— TASK ITEM —
Write out every line below that includes the word "deletion".

[Text content records for pages]
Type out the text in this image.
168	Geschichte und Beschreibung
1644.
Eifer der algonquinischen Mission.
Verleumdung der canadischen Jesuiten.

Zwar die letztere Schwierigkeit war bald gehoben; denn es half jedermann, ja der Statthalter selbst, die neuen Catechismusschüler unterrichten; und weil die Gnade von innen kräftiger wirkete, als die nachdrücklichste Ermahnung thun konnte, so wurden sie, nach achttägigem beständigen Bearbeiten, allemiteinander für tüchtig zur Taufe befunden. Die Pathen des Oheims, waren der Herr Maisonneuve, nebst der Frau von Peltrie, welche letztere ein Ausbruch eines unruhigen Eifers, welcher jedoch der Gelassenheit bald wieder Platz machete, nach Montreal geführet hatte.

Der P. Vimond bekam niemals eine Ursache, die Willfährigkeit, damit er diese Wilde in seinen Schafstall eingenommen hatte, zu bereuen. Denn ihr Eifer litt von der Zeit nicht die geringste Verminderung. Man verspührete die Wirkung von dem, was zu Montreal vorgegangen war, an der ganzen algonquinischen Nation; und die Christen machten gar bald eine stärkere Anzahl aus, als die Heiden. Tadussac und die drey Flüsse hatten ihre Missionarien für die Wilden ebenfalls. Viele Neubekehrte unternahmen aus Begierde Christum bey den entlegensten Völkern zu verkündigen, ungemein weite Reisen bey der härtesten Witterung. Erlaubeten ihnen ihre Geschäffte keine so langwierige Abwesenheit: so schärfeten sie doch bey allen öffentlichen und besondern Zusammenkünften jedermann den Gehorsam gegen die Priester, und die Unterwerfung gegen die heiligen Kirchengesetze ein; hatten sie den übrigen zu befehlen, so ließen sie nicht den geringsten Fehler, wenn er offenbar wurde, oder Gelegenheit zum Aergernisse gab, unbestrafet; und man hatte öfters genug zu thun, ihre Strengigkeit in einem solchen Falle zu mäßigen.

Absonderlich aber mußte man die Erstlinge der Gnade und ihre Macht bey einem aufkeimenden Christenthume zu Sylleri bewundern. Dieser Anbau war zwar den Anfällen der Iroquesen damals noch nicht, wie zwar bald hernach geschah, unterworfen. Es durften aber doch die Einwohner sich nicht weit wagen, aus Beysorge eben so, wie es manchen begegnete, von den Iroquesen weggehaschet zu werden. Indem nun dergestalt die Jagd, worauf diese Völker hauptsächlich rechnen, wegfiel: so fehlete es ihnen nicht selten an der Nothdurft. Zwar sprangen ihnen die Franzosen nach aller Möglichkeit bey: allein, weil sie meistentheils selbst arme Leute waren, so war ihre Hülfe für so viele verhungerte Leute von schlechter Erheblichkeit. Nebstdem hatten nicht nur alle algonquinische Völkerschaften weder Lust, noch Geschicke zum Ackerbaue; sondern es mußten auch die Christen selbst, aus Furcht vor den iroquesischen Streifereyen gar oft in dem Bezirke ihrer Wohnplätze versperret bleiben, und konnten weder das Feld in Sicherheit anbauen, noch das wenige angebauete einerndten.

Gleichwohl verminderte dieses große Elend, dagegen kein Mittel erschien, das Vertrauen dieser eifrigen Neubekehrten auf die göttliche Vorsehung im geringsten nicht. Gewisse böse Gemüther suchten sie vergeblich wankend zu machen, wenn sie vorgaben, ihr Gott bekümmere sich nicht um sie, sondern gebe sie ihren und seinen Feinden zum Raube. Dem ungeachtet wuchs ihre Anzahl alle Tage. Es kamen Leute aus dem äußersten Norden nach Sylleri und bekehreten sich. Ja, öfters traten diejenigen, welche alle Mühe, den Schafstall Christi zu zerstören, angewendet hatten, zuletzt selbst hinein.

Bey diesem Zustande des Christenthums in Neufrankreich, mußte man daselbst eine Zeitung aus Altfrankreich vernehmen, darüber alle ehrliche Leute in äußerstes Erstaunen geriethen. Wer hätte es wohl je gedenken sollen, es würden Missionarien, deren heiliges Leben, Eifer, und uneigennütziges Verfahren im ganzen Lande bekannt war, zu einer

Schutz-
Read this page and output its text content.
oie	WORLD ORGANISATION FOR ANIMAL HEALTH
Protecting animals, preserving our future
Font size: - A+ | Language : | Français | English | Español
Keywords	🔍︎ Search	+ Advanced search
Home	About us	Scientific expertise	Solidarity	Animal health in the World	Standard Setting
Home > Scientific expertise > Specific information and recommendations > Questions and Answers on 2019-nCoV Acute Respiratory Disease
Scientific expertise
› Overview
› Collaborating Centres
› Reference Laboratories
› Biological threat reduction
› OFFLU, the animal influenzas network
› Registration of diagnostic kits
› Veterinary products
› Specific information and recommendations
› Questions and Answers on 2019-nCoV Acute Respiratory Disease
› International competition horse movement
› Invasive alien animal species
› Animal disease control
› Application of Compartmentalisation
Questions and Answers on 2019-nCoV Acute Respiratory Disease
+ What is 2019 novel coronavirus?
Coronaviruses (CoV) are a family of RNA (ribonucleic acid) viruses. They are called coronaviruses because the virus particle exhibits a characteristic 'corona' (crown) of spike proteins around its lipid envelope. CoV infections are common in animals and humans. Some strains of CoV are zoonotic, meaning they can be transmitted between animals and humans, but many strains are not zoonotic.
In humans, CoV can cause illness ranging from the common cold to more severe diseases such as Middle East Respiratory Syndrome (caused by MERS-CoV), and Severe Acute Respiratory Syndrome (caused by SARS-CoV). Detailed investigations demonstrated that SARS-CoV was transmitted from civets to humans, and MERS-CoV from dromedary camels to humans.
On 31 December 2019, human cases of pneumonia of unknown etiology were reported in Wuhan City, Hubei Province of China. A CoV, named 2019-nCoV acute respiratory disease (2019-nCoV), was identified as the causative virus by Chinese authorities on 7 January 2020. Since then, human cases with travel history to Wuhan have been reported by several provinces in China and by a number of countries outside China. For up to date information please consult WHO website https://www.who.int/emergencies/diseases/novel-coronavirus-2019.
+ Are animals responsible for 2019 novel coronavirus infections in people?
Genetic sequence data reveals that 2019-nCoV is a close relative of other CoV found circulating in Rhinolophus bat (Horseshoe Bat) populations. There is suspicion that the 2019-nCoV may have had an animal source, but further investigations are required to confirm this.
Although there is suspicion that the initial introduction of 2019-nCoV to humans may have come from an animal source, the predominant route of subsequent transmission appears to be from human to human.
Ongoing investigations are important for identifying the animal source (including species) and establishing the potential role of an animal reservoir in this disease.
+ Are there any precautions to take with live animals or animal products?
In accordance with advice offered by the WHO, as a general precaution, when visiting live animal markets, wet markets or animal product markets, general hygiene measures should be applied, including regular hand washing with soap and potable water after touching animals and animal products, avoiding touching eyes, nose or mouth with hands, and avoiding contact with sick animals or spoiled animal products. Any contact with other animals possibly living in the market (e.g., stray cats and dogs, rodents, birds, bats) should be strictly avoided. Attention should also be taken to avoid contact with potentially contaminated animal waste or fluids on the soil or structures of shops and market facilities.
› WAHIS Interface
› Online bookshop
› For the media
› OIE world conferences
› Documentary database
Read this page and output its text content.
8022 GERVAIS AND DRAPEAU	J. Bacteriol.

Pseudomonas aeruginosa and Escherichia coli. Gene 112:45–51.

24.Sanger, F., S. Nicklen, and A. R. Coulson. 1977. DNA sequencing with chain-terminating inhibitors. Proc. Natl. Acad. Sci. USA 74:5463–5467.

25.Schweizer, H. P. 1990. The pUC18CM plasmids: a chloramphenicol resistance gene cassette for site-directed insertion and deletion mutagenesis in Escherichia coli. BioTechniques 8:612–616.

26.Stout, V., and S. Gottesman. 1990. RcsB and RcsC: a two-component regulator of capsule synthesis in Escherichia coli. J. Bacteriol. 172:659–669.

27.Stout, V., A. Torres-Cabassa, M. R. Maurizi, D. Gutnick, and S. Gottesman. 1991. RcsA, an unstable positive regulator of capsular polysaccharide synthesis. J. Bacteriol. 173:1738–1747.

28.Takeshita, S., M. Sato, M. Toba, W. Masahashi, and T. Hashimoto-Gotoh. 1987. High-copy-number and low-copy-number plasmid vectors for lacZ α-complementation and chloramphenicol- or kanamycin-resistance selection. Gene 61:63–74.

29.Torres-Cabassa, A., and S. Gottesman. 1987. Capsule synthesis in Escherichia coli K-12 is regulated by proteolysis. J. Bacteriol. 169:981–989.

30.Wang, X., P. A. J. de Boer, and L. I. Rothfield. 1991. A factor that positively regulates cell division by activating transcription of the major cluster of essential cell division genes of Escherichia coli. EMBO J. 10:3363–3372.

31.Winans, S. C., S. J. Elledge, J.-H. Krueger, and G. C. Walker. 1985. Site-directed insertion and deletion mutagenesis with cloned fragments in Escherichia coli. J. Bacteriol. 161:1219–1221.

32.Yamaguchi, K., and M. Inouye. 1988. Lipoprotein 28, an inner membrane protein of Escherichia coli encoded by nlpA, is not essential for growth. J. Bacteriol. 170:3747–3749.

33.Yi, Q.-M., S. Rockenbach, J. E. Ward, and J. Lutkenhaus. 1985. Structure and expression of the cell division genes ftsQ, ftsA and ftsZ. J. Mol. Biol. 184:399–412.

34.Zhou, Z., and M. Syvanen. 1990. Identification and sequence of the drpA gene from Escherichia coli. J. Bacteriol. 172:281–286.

— SOLUTION BELOW —
25.Schweizer, H. P. 1990. The pUC18CM plasmids: a chloramphenicol resistance gene cassette for site-directed insertion and deletion mutagenesis in Escherichia coli. BioTechniques 8:612–616.
31.Winans, S. C., S. J. Elledge, J.-H. Krueger, and G. C. Walker. 1985. Site-directed insertion and deletion mutagenesis with cloned fragments in Escherichia coli. J. Bacteriol. 161:1219–1221.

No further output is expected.